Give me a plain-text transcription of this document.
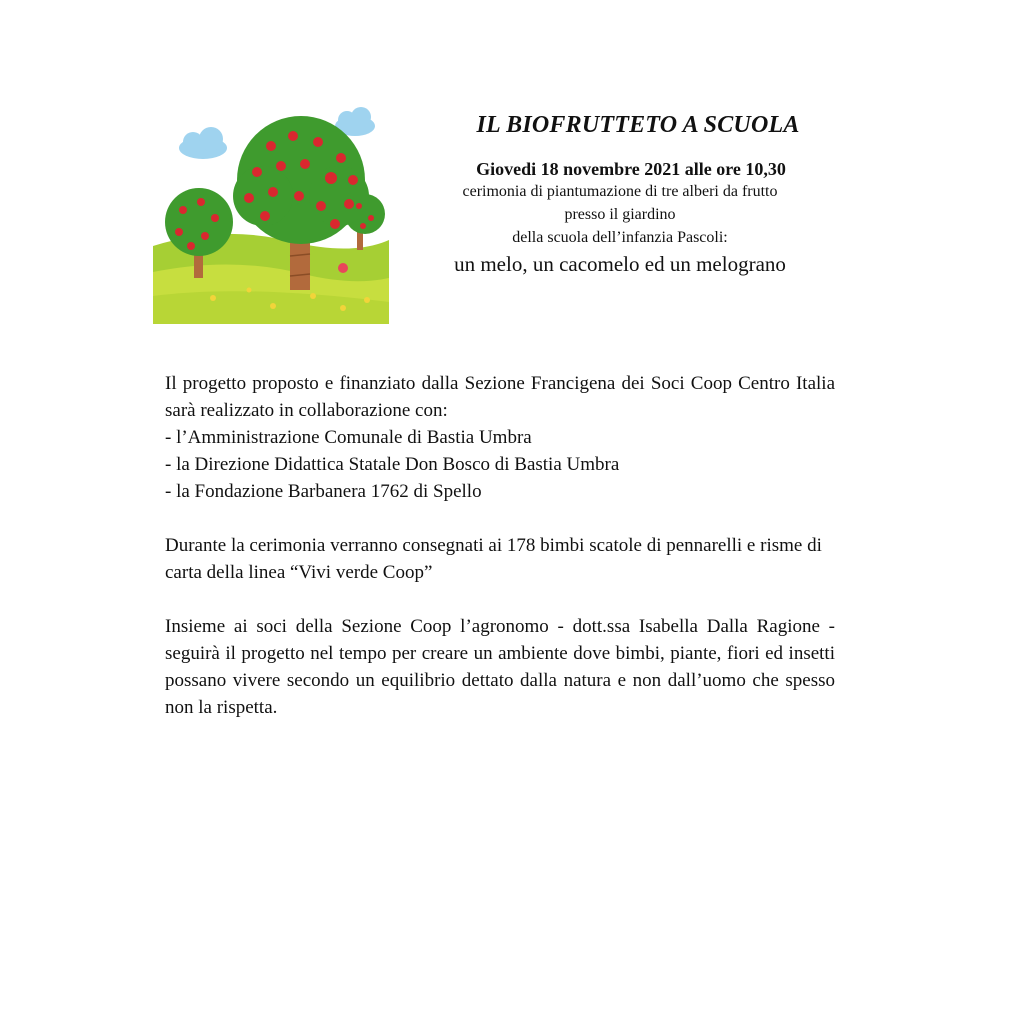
IL BIOFRUTTETO A SCUOLA
Giovedi 18 novembre 2021 alle ore 10,30
cerimonia di piantumazione di tre alberi da frutto
presso il giardino
della scuola dell’infanzia Pascoli:
un melo, un cacomelo ed un melograno

Il progetto proposto e finanziato dalla Sezione Francigena dei Soci Coop Centro Italia sarà realizzato in collaborazione con:

- l’Amministrazione Comunale di Bastia Umbra
- la Direzione Didattica Statale Don Bosco di Bastia Umbra
- la Fondazione Barbanera 1762 di Spello

Durante la cerimonia verranno consegnati ai 178 bimbi scatole di pennarelli e risme di carta della linea “Vivi verde Coop”

Insieme ai soci della Sezione Coop l’agronomo - dott.ssa Isabella Dalla Ragione - seguirà il progetto nel tempo per creare un ambiente dove bimbi, piante, fiori ed insetti possano vivere secondo un equilibrio dettato dalla natura e non dall’uomo che spesso non la rispetta.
· · · · ·
» **WHAT THIS TASK INVOLVES**: Go through the data above and transcribe it in full, omitting any image.

» **RESULT FOR THIS EXERCISE**:
Give me a plain-text transcription of this document.
IL BIOFRUTTETO A SCUOLA
Giovedi 18 novembre 2021 alle ore 10,30
cerimonia di piantumazione di tre alberi da frutto
presso il giardino
della scuola dell’infanzia Pascoli:
un melo, un cacomelo ed un melograno

Il progetto proposto e finanziato dalla Sezione Francigena dei Soci Coop Centro Italia sarà realizzato in collaborazione con:

- l’Amministrazione Comunale di Bastia Umbra
- la Direzione Didattica Statale Don Bosco di Bastia Umbra
- la Fondazione Barbanera 1762 di Spello

Durante la cerimonia verranno consegnati ai 178 bimbi scatole di pennarelli e risme di carta della linea “Vivi verde Coop”

Insieme ai soci della Sezione Coop l’agronomo - dott.ssa Isabella Dalla Ragione - seguirà il progetto nel tempo per creare un ambiente dove bimbi, piante, fiori ed insetti possano vivere secondo un equilibrio dettato dalla natura e non dall’uomo che spesso non la rispetta.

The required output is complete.